■ **Requirements**:
For each line that holds "were", copy the line out.

————————

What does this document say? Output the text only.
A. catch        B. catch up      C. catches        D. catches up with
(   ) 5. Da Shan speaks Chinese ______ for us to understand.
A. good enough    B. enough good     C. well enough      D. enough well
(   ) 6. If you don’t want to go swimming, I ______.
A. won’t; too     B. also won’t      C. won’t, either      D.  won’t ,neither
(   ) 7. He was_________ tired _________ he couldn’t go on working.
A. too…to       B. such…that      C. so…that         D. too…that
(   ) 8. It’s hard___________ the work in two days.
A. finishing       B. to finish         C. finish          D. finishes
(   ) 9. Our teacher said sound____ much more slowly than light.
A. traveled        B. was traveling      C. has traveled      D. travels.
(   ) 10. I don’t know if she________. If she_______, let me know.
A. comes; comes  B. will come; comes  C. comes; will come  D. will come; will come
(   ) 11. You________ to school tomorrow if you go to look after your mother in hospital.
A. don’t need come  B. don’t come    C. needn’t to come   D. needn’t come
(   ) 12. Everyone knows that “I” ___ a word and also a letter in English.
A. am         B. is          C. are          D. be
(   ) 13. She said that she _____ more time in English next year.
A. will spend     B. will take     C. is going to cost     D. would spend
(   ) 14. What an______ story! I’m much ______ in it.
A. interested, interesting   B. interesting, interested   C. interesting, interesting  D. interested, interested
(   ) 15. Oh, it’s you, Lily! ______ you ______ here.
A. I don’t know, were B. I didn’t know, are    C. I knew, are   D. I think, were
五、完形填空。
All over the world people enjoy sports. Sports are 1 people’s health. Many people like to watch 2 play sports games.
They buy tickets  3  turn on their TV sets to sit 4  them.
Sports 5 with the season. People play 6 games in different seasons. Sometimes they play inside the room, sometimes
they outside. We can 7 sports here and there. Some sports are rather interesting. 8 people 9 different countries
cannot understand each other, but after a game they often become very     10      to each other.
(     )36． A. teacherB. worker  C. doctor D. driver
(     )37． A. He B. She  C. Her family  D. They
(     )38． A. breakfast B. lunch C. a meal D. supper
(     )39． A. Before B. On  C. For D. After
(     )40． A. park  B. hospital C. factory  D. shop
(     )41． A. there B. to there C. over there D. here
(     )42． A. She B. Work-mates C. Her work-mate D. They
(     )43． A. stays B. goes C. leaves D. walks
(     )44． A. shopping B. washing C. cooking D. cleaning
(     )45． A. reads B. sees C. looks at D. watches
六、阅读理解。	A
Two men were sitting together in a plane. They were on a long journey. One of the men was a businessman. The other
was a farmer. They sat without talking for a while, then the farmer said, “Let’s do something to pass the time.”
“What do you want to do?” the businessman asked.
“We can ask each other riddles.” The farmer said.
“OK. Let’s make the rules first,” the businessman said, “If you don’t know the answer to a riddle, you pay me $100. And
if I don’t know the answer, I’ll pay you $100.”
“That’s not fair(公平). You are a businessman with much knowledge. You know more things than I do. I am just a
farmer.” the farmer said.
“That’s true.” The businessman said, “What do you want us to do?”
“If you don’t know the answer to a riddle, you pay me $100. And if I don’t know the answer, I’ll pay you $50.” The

————————

■ **The answer**:
A. I don’t know, were B. I didn’t know, are    C. I knew, are   D. I think, were
Two men were sitting together in a plane. They were on a long journey. One of the men was a businessman. The other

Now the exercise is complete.